[Stored data]

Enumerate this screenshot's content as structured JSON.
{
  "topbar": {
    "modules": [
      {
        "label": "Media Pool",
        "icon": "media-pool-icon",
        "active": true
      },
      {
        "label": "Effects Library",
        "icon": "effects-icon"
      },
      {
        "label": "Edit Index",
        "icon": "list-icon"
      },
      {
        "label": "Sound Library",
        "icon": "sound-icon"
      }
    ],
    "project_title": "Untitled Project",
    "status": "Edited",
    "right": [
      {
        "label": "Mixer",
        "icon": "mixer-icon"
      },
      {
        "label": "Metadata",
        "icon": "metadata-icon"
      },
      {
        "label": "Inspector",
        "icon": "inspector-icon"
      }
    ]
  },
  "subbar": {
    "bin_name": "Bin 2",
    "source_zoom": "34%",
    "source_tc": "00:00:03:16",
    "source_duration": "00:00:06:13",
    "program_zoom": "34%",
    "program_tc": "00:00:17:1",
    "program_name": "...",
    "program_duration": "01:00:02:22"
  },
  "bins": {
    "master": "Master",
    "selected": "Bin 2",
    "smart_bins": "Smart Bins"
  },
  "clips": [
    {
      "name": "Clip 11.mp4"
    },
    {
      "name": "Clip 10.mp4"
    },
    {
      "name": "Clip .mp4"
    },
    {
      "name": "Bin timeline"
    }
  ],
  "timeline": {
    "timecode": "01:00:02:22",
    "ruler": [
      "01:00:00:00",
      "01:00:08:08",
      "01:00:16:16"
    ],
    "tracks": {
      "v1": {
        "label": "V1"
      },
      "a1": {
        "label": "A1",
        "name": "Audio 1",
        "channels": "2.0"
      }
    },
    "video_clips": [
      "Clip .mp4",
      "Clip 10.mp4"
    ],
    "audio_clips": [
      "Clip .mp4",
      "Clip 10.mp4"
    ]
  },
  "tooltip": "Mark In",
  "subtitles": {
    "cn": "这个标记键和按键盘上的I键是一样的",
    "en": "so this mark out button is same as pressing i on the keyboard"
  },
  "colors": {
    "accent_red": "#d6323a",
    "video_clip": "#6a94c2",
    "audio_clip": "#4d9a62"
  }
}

...

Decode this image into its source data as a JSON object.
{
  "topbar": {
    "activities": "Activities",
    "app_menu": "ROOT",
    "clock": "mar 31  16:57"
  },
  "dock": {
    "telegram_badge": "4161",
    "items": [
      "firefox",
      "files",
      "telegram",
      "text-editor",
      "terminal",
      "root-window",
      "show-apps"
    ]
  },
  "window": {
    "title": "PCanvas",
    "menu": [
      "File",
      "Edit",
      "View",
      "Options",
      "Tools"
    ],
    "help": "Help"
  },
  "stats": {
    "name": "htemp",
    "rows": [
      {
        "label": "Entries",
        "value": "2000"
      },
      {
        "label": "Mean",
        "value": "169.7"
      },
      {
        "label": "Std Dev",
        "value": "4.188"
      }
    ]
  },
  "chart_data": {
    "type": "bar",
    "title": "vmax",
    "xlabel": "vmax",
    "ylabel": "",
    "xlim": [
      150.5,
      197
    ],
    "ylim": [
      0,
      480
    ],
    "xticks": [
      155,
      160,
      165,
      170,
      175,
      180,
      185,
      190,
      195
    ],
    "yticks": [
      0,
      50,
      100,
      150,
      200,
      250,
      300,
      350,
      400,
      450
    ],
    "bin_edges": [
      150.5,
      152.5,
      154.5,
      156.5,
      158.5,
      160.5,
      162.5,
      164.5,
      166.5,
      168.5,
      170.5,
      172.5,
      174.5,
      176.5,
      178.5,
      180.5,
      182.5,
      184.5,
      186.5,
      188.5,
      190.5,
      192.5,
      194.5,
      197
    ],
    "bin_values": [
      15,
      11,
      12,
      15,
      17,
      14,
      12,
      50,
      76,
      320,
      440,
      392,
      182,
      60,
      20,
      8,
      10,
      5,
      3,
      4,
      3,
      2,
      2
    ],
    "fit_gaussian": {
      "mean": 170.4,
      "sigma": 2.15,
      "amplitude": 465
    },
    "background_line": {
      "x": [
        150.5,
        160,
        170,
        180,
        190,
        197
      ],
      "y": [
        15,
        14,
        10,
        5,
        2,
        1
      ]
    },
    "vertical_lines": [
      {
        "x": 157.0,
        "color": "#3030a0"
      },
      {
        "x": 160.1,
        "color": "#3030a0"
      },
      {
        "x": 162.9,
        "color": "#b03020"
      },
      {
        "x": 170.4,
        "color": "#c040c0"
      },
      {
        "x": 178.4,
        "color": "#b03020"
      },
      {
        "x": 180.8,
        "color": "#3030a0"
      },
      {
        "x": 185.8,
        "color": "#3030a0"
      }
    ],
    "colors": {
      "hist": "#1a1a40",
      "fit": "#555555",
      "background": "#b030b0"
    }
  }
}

**Required task:** Find all lines with "JSON" in them and copy each one.

**Problem solution:**
Enumerate this screenshot's content as structured JSON.
Decode this image into its source data as a JSON object.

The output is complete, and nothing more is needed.